**WHAT IS BEING ASKED**
Leave the pictures out, and retype all of the material exactly as written.

**DATA PROVIDED**

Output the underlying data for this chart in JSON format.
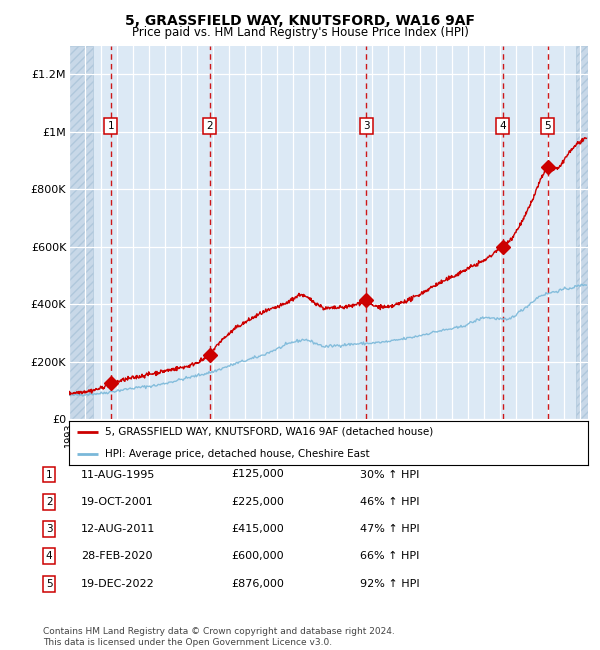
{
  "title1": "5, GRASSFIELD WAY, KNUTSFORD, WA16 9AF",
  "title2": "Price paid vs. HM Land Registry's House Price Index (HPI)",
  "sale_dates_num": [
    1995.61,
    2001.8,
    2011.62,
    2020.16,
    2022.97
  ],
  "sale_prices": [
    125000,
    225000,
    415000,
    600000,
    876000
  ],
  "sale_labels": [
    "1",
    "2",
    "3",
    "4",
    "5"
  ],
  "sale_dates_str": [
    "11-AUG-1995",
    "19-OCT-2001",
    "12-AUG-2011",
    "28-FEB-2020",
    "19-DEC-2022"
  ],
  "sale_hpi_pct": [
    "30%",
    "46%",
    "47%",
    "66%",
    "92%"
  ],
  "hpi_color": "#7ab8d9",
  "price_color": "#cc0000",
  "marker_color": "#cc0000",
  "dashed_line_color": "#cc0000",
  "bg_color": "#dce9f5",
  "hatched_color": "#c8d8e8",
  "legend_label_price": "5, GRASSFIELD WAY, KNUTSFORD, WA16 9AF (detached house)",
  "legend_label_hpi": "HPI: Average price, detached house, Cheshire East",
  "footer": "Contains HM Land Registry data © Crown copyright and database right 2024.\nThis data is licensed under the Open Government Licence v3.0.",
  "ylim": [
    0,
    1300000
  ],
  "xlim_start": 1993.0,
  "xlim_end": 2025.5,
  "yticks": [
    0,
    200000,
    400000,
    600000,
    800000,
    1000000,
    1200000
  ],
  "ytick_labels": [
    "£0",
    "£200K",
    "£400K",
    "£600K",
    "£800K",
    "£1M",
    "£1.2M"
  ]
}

**EXERCISE RESPONSE**
Output the underlying data for this chart in JSON format.
{
  "title1": "5, GRASSFIELD WAY, KNUTSFORD, WA16 9AF",
  "title2": "Price paid vs. HM Land Registry's House Price Index (HPI)",
  "sale_dates_num": [
    1995.61,
    2001.8,
    2011.62,
    2020.16,
    2022.97
  ],
  "sale_prices": [
    125000,
    225000,
    415000,
    600000,
    876000
  ],
  "sale_labels": [
    "1",
    "2",
    "3",
    "4",
    "5"
  ],
  "sale_dates_str": [
    "11-AUG-1995",
    "19-OCT-2001",
    "12-AUG-2011",
    "28-FEB-2020",
    "19-DEC-2022"
  ],
  "sale_hpi_pct": [
    "30%",
    "46%",
    "47%",
    "66%",
    "92%"
  ],
  "hpi_color": "#7ab8d9",
  "price_color": "#cc0000",
  "marker_color": "#cc0000",
  "dashed_line_color": "#cc0000",
  "bg_color": "#dce9f5",
  "hatched_color": "#c8d8e8",
  "legend_label_price": "5, GRASSFIELD WAY, KNUTSFORD, WA16 9AF (detached house)",
  "legend_label_hpi": "HPI: Average price, detached house, Cheshire East",
  "footer": "Contains HM Land Registry data © Crown copyright and database right 2024.\nThis data is licensed under the Open Government Licence v3.0.",
  "ylim": [
    0,
    1300000
  ],
  "xlim_start": 1993.0,
  "xlim_end": 2025.5,
  "yticks": [
    0,
    200000,
    400000,
    600000,
    800000,
    1000000,
    1200000
  ],
  "ytick_labels": [
    "£0",
    "£200K",
    "£400K",
    "£600K",
    "£800K",
    "£1M",
    "£1.2M"
  ]
}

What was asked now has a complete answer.